Tally how many lines hold the string "églises". Your reply should be that number alone.

========================================

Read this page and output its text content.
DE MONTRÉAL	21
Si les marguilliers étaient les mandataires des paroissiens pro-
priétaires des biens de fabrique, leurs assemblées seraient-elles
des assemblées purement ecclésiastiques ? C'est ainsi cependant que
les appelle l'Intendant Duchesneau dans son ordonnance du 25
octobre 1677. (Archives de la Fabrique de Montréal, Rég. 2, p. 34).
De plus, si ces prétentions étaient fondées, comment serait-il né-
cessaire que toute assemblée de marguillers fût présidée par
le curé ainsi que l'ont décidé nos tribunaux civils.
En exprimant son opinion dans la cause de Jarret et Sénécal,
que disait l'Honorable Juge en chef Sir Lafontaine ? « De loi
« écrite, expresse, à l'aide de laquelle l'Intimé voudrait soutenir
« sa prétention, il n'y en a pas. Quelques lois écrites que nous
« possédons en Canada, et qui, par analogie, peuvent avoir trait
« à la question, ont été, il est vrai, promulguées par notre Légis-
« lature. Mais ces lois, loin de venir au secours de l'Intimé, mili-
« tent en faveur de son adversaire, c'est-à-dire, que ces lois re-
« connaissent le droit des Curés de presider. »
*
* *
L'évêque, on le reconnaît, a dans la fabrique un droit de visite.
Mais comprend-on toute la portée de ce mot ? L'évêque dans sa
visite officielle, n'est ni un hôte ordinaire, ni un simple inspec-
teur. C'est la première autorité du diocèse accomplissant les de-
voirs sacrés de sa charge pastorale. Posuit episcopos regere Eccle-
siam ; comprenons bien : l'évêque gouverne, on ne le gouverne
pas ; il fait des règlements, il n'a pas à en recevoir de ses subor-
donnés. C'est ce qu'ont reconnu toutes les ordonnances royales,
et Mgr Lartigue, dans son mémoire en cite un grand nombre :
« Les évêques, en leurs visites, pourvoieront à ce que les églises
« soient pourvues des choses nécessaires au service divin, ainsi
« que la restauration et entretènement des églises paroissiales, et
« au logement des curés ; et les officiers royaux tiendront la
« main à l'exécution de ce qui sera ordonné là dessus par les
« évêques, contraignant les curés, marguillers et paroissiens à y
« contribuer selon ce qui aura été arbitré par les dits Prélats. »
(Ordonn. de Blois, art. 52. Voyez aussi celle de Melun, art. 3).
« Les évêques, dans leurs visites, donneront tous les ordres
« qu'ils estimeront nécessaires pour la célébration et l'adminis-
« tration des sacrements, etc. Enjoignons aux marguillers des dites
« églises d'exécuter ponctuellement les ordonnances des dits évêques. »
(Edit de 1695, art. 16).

========================================

The output >> 3